Layout element entries
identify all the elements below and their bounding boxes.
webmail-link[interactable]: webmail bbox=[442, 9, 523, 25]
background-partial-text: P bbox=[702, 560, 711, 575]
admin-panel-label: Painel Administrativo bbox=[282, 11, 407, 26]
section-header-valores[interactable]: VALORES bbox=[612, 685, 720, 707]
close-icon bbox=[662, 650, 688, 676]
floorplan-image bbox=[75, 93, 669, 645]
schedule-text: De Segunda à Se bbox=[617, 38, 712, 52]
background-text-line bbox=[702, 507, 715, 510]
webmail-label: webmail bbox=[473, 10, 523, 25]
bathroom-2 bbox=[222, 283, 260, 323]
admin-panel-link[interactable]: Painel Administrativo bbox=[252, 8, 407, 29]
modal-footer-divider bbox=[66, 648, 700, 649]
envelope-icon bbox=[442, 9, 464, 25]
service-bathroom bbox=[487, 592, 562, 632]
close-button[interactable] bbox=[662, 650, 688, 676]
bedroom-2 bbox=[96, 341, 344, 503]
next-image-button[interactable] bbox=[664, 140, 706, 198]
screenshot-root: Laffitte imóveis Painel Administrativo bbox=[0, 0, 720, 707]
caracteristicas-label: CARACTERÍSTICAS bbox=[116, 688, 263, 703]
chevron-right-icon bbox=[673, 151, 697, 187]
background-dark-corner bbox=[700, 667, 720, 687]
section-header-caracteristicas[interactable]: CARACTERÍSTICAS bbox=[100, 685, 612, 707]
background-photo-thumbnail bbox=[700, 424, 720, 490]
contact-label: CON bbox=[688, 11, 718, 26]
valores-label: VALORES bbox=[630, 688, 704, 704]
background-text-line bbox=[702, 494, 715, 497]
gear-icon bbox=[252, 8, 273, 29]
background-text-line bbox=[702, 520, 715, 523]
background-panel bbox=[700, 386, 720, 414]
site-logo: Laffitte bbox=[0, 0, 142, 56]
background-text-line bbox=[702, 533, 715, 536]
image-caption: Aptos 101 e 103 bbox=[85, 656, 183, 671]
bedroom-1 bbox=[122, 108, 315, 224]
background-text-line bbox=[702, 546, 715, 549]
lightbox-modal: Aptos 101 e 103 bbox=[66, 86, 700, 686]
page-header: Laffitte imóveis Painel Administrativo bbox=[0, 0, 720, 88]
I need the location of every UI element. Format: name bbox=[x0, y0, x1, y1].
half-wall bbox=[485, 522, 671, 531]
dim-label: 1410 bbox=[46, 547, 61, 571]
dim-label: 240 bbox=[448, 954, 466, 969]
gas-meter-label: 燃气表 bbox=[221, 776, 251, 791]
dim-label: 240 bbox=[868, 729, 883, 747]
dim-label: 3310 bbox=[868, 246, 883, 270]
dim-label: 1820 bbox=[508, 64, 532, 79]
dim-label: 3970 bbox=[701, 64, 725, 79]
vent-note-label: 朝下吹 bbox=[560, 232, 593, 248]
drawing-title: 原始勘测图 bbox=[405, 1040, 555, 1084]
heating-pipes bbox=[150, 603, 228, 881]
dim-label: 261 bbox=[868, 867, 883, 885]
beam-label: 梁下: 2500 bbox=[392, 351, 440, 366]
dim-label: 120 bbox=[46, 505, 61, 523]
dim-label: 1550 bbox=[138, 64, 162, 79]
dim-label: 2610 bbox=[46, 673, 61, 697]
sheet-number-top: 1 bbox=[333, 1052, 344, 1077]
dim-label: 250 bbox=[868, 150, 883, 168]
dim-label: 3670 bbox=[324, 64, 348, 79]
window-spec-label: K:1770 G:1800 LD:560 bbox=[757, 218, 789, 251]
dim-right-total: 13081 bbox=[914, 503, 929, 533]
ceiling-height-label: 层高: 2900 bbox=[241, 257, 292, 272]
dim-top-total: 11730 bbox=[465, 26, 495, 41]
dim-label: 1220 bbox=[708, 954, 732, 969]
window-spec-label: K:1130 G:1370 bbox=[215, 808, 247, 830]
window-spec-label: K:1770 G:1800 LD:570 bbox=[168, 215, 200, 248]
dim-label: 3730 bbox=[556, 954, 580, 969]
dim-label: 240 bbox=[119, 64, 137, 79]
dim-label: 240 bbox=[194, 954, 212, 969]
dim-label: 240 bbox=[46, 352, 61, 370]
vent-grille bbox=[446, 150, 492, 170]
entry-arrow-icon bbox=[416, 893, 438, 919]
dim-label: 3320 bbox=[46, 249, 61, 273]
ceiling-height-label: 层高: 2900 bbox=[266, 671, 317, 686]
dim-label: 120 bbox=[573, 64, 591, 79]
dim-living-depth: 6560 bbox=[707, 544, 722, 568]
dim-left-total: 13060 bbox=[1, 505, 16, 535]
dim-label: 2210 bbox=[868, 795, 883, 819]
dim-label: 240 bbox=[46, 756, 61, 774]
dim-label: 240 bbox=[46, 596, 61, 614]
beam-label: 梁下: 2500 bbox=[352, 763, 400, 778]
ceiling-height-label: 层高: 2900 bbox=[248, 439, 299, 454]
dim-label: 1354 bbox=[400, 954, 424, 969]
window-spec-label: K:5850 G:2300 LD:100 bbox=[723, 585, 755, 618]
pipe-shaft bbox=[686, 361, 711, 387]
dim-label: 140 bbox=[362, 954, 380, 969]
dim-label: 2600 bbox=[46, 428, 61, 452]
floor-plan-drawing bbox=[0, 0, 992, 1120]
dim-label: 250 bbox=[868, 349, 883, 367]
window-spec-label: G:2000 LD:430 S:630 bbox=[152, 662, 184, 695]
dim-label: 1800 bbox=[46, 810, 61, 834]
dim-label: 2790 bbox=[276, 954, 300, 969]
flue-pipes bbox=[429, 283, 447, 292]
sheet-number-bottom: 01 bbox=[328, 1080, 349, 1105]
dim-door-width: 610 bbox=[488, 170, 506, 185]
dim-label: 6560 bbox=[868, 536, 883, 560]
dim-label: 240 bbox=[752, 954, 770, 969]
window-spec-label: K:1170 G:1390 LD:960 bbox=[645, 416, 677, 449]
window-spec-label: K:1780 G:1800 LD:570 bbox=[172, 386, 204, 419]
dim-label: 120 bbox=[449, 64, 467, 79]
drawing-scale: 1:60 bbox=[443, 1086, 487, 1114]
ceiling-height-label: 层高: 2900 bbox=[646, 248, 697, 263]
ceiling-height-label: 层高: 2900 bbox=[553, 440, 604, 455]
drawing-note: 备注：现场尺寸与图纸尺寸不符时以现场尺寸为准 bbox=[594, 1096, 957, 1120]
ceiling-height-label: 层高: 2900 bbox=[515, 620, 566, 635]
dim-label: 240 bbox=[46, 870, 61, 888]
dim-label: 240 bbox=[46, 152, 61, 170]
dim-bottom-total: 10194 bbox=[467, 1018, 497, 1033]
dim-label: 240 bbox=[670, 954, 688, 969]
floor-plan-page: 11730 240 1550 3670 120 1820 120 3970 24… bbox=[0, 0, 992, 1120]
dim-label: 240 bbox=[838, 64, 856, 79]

Exercise directions
Convert every line of the items above into a JSON list of strings, with one string per line and any blank lines omitted.

Expected answer
[
  "identify all the elements below and their bounding boxes.",
  "webmail-link[interactable]: webmail bbox=[442, 9, 523, 25]",
  "background-partial-text: P bbox=[702, 560, 711, 575]",
  "admin-panel-label: Painel Administrativo bbox=[282, 11, 407, 26]",
  "section-header-valores[interactable]: VALORES bbox=[612, 685, 720, 707]",
  "close-icon bbox=[662, 650, 688, 676]",
  "floorplan-image bbox=[75, 93, 669, 645]",
  "schedule-text: De Segunda à Se bbox=[617, 38, 712, 52]",
  "background-text-line bbox=[702, 507, 715, 510]",
  "webmail-label: webmail bbox=[473, 10, 523, 25]",
  "bathroom-2 bbox=[222, 283, 260, 323]",
  "admin-panel-link[interactable]: Painel Administrativo bbox=[252, 8, 407, 29]",
  "modal-footer-divider bbox=[66, 648, 700, 649]",
  "envelope-icon bbox=[442, 9, 464, 25]",
  "service-bathroom bbox=[487, 592, 562, 632]",
  "close-button[interactable] bbox=[662, 650, 688, 676]",
  "bedroom-2 bbox=[96, 341, 344, 503]",
  "next-image-button[interactable] bbox=[664, 140, 706, 198]",
  "screenshot-root: Laffitte imóveis Painel Administrativo bbox=[0, 0, 720, 707]",
  "caracteristicas-label: CARACTERÍSTICAS bbox=[116, 688, 263, 703]",
  "chevron-right-icon bbox=[673, 151, 697, 187]",
  "background-dark-corner bbox=[700, 667, 720, 687]",
  "section-header-caracteristicas[interactable]: CARACTERÍSTICAS bbox=[100, 685, 612, 707]",
  "background-photo-thumbnail bbox=[700, 424, 720, 490]",
  "contact-label: CON bbox=[688, 11, 718, 26]",
  "valores-label: VALORES bbox=[630, 688, 704, 704]",
  "background-text-line bbox=[702, 494, 715, 497]",
  "gear-icon bbox=[252, 8, 273, 29]",
  "background-text-line bbox=[702, 520, 715, 523]",
  "background-panel bbox=[700, 386, 720, 414]",
  "site-logo: Laffitte bbox=[0, 0, 142, 56]",
  "background-text-line bbox=[702, 533, 715, 536]",
  "image-caption: Aptos 101 e 103 bbox=[85, 656, 183, 671]",
  "bedroom-1 bbox=[122, 108, 315, 224]",
  "background-text-line bbox=[702, 546, 715, 549]",
  "lightbox-modal: Aptos 101 e 103 bbox=[66, 86, 700, 686]",
  "page-header: Laffitte imóveis Painel Administrativo bbox=[0, 0, 720, 88]",
  "I need the location of every UI element. Format: name bbox=[x0, y0, x1, y1].",
  "half-wall bbox=[485, 522, 671, 531]",
  "dim-label: 1410 bbox=[46, 547, 61, 571]",
  "dim-label: 240 bbox=[448, 954, 466, 969]",
  "gas-meter-label: 燃气表 bbox=[221, 776, 251, 791]",
  "dim-label: 240 bbox=[868, 729, 883, 747]",
  "dim-label: 3310 bbox=[868, 246, 883, 270]",
  "dim-label: 1820 bbox=[508, 64, 532, 79]",
  "dim-label: 3970 bbox=[701, 64, 725, 79]",
  "vent-note-label: 朝下吹 bbox=[560, 232, 593, 248]",
  "drawing-title: 原始勘测图 bbox=[405, 1040, 555, 1084]",
  "heating-pipes bbox=[150, 603, 228, 881]",
  "dim-label: 261 bbox=[868, 867, 883, 885]",
  "beam-label: 梁下: 2500 bbox=[392, 351, 440, 366]",
  "dim-label: 120 bbox=[46, 505, 61, 523]",
  "dim-label: 1550 bbox=[138, 64, 162, 79]",
  "dim-label: 2610 bbox=[46, 673, 61, 697]",
  "sheet-number-top: 1 bbox=[333, 1052, 344, 1077]",
  "dim-label: 250 bbox=[868, 150, 883, 168]",
  "dim-label: 3670 bbox=[324, 64, 348, 79]",
  "window-spec-label: K:1770 G:1800 LD:560 bbox=[757, 218, 789, 251]",
  "dim-right-total: 13081 bbox=[914, 503, 929, 533]",
  "ceiling-height-label: 层高: 2900 bbox=[241, 257, 292, 272]",
  "dim-top-total: 11730 bbox=[465, 26, 495, 41]",
  "dim-label: 1220 bbox=[708, 954, 732, 969]",
  "window-spec-label: K:1130 G:1370 bbox=[215, 808, 247, 830]",
  "window-spec-label: K:1770 G:1800 LD:570 bbox=[168, 215, 200, 248]",
  "dim-label: 3730 bbox=[556, 954, 580, 969]",
  "dim-label: 240 bbox=[119, 64, 137, 79]",
  "dim-label: 240 bbox=[194, 954, 212, 969]",
  "dim-label: 240 bbox=[46, 352, 61, 370]",
  "vent-grille bbox=[446, 150, 492, 170]",
  "entry-arrow-icon bbox=[416, 893, 438, 919]",
  "dim-label: 3320 bbox=[46, 249, 61, 273]",
  "ceiling-height-label: 层高: 2900 bbox=[266, 671, 317, 686]",
  "dim-label: 120 bbox=[573, 64, 591, 79]",
  "dim-living-depth: 6560 bbox=[707, 544, 722, 568]",
  "dim-left-total: 13060 bbox=[1, 505, 16, 535]",
  "dim-label: 2210 bbox=[868, 795, 883, 819]",
  "dim-label: 240 bbox=[46, 756, 61, 774]",
  "dim-label: 240 bbox=[46, 596, 61, 614]",
  "beam-label: 梁下: 2500 bbox=[352, 763, 400, 778]",
  "ceiling-height-label: 层高: 2900 bbox=[248, 439, 299, 454]",
  "dim-label: 1354 bbox=[400, 954, 424, 969]",
  "window-spec-label: K:5850 G:2300 LD:100 bbox=[723, 585, 755, 618]",
  "pipe-shaft bbox=[686, 361, 711, 387]",
  "dim-label: 140 bbox=[362, 954, 380, 969]",
  "dim-label: 2600 bbox=[46, 428, 61, 452]",
  "floor-plan-drawing bbox=[0, 0, 992, 1120]",
  "dim-label: 250 bbox=[868, 349, 883, 367]",
  "window-spec-label: G:2000 LD:430 S:630 bbox=[152, 662, 184, 695]",
  "dim-label: 1800 bbox=[46, 810, 61, 834]",
  "dim-label: 2790 bbox=[276, 954, 300, 969]",
  "flue-pipes bbox=[429, 283, 447, 292]",
  "sheet-number-bottom: 01 bbox=[328, 1080, 349, 1105]",
  "dim-door-width: 610 bbox=[488, 170, 506, 185]",
  "dim-label: 6560 bbox=[868, 536, 883, 560]",
  "dim-label: 240 bbox=[752, 954, 770, 969]",
  "window-spec-label: K:1170 G:1390 LD:960 bbox=[645, 416, 677, 449]",
  "window-spec-label: K:1780 G:1800 LD:570 bbox=[172, 386, 204, 419]",
  "dim-label: 120 bbox=[449, 64, 467, 79]",
  "drawing-scale: 1:60 bbox=[443, 1086, 487, 1114]",
  "ceiling-height-label: 层高: 2900 bbox=[646, 248, 697, 263]",
  "ceiling-height-label: 层高: 2900 bbox=[553, 440, 604, 455]",
  "drawing-note: 备注：现场尺寸与图纸尺寸不符时以现场尺寸为准 bbox=[594, 1096, 957, 1120]",
  "ceiling-height-label: 层高: 2900 bbox=[515, 620, 566, 635]",
  "dim-label: 240 bbox=[46, 870, 61, 888]",
  "dim-label: 240 bbox=[46, 152, 61, 170]",
  "dim-bottom-total: 10194 bbox=[467, 1018, 497, 1033]",
  "dim-label: 240 bbox=[670, 954, 688, 969]",
  "floor-plan-page: 11730 240 1550 3670 120 1820 120 3970 24… bbox=[0, 0, 992, 1120]",
  "dim-label: 240 bbox=[838, 64, 856, 79]"
]